Task prompt. Extract the lines that carry the string "this" from the listing.

Available records.
━━━━━━━━━━━━━━━━━━━━
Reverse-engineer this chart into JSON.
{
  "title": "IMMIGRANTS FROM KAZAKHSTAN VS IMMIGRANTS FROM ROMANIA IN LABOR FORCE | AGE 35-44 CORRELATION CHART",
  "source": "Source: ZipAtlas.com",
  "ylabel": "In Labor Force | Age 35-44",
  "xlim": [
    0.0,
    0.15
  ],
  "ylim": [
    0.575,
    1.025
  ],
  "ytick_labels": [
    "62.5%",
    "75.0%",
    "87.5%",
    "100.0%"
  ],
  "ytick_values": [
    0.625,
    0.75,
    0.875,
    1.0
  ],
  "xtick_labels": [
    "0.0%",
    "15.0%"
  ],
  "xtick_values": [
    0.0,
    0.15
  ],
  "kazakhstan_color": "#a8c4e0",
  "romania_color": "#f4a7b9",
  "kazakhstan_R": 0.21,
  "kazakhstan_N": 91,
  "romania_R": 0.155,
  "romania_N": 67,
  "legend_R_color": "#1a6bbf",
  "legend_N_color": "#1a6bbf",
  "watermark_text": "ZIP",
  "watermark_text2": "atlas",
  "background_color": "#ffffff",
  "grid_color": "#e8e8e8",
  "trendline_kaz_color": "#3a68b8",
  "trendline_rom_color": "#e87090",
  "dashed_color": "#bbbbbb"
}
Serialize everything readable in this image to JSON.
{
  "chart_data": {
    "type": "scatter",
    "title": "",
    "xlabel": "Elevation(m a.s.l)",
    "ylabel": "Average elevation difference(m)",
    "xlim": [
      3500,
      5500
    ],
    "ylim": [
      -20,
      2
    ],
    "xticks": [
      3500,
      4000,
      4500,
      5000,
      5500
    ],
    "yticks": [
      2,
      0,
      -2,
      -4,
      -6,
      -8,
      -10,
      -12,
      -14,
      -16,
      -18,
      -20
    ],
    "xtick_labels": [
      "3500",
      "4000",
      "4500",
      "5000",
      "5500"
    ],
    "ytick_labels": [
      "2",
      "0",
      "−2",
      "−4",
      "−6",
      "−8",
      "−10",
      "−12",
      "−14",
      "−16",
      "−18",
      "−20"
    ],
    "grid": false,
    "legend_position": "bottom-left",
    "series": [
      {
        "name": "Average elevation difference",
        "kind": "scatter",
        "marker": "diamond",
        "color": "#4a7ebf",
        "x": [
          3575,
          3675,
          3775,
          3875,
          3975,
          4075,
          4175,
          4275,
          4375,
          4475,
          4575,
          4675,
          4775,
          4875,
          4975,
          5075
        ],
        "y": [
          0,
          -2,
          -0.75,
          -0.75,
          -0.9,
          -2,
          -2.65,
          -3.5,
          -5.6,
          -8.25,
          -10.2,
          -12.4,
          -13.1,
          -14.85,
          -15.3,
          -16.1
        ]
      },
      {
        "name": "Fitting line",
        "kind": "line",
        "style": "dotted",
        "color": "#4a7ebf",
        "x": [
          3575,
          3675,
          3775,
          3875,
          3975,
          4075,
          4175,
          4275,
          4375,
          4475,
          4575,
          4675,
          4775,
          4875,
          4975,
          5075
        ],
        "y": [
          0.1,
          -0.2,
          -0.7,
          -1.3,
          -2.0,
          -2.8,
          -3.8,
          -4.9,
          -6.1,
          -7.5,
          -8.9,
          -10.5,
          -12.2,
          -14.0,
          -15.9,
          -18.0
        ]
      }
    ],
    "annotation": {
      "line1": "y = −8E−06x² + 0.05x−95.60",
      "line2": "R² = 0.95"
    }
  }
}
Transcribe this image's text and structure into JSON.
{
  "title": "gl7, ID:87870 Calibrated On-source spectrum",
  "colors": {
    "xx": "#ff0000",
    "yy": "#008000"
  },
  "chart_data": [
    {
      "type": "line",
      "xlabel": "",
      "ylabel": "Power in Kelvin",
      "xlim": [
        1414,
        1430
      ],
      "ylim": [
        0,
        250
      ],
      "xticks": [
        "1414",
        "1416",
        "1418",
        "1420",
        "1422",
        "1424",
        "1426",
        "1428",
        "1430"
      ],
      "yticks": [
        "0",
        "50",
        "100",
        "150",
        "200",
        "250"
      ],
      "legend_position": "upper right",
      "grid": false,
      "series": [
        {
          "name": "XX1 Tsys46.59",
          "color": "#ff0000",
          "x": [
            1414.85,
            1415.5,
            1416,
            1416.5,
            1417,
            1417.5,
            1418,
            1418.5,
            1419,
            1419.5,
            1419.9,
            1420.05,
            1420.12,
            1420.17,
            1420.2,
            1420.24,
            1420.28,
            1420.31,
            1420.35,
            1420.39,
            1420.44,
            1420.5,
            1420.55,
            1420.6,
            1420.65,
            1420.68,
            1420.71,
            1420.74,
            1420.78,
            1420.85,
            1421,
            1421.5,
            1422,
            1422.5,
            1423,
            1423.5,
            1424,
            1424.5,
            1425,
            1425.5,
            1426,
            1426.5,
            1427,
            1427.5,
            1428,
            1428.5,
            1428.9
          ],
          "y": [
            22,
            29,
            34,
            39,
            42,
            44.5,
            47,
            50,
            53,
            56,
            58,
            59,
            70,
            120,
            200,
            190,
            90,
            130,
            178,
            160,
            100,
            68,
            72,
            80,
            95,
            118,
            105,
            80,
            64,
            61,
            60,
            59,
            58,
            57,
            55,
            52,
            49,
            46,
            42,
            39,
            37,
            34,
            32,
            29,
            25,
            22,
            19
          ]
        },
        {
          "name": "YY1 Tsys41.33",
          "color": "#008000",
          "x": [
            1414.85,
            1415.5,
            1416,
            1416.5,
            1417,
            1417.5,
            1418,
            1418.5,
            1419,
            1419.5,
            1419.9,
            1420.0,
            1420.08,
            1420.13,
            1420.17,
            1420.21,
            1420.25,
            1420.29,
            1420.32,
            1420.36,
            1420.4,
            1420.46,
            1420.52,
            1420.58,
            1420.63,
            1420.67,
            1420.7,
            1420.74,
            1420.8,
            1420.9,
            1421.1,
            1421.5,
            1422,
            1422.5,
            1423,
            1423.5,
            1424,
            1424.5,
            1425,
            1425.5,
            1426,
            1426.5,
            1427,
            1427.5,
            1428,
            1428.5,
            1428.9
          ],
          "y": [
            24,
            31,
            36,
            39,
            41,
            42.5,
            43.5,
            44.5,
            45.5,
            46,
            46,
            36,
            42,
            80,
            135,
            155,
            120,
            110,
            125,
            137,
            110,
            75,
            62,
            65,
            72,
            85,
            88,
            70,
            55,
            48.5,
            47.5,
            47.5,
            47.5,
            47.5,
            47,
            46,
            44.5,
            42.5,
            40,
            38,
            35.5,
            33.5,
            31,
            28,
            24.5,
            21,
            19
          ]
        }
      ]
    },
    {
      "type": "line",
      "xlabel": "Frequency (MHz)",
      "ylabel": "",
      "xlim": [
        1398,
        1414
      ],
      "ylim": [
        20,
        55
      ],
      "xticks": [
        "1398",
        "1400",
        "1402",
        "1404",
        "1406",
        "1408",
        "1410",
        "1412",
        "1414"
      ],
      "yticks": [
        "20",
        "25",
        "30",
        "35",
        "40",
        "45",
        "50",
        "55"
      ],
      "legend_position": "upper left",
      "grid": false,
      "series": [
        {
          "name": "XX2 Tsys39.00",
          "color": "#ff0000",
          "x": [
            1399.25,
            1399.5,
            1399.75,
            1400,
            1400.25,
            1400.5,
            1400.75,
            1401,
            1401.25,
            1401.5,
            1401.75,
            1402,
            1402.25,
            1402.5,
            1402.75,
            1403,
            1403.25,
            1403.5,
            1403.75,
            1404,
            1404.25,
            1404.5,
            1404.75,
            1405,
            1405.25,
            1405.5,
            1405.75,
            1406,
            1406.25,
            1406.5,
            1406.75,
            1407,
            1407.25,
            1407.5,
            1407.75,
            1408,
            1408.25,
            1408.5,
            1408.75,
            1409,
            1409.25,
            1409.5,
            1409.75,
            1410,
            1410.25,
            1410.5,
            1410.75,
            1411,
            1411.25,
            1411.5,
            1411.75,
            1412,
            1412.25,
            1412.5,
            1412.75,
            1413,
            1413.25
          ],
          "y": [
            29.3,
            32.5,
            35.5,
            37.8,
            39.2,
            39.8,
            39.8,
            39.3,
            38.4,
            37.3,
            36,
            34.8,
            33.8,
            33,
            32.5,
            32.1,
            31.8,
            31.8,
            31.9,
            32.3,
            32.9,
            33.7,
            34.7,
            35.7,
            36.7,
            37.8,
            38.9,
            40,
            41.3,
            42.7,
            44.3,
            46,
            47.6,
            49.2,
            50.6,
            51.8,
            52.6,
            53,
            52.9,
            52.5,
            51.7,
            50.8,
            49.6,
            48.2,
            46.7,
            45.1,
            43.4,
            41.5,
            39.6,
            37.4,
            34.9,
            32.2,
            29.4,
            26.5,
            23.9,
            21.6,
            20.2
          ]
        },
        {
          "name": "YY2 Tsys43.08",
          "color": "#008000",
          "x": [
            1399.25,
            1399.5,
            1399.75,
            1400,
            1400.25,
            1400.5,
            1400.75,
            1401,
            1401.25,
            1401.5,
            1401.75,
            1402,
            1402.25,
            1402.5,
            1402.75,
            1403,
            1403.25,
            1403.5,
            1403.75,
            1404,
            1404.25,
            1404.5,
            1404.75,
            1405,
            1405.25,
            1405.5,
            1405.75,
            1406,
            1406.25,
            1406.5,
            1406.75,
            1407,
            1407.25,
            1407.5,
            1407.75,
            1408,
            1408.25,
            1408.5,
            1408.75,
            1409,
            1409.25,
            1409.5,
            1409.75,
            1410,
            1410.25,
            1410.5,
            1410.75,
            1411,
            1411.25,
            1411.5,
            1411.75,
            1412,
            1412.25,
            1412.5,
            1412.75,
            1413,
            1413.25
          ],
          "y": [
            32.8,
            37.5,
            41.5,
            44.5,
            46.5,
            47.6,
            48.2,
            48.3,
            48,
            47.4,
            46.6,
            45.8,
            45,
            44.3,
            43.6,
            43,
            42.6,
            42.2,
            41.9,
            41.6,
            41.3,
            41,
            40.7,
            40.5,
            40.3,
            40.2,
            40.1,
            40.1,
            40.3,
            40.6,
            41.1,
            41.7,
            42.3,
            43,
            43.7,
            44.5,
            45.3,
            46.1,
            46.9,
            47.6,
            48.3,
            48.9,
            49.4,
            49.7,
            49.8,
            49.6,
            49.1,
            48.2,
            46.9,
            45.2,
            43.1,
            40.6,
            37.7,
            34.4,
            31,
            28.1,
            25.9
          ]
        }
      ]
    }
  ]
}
━━━━━━━━━━━━━━━━━━━━
Result.
Reverse-engineer this chart into JSON.
Serialize everything readable in this image to JSON.
Transcribe this image's text and structure into JSON.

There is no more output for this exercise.